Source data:
'''

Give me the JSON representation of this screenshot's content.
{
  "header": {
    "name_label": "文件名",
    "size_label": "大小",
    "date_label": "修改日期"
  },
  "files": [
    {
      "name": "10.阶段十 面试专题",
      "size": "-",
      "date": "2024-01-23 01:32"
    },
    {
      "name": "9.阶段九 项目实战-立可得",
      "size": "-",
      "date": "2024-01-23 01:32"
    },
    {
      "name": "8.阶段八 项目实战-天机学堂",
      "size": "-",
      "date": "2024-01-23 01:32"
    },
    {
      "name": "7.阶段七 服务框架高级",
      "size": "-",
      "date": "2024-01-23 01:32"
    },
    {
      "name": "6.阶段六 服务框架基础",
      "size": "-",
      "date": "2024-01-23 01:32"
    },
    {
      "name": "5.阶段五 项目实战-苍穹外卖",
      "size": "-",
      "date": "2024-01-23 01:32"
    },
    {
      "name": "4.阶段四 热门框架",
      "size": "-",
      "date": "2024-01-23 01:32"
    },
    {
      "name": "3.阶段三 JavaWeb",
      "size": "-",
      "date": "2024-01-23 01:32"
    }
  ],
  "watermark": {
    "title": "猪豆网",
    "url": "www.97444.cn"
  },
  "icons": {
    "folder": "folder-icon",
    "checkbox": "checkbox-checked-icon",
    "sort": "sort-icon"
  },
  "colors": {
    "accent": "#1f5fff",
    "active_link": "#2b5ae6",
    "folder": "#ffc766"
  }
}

'''

◆ **What needs to be done**
Exactly reproduce every line of the data above.

◆ **Exercise response**
Give me the JSON representation of this screenshot's content.
{
  "header": {
    "name_label": "文件名",
    "size_label": "大小",
    "date_label": "修改日期"
  },
  "files": [
    {
      "name": "10.阶段十 面试专题",
      "size": "-",
      "date": "2024-01-23 01:32"
    },
    {
      "name": "9.阶段九 项目实战-立可得",
      "size": "-",
      "date": "2024-01-23 01:32"
    },
    {
      "name": "8.阶段八 项目实战-天机学堂",
      "size": "-",
      "date": "2024-01-23 01:32"
    },
    {
      "name": "7.阶段七 服务框架高级",
      "size": "-",
      "date": "2024-01-23 01:32"
    },
    {
      "name": "6.阶段六 服务框架基础",
      "size": "-",
      "date": "2024-01-23 01:32"
    },
    {
      "name": "5.阶段五 项目实战-苍穹外卖",
      "size": "-",
      "date": "2024-01-23 01:32"
    },
    {
      "name": "4.阶段四 热门框架",
      "size": "-",
      "date": "2024-01-23 01:32"
    },
    {
      "name": "3.阶段三 JavaWeb",
      "size": "-",
      "date": "2024-01-23 01:32"
    }
  ],
  "watermark": {
    "title": "猪豆网",
    "url": "www.97444.cn"
  },
  "icons": {
    "folder": "folder-icon",
    "checkbox": "checkbox-checked-icon",
    "sort": "sort-icon"
  },
  "colors": {
    "accent": "#1f5fff",
    "active_link": "#2b5ae6",
    "folder": "#ffc766"
  }
}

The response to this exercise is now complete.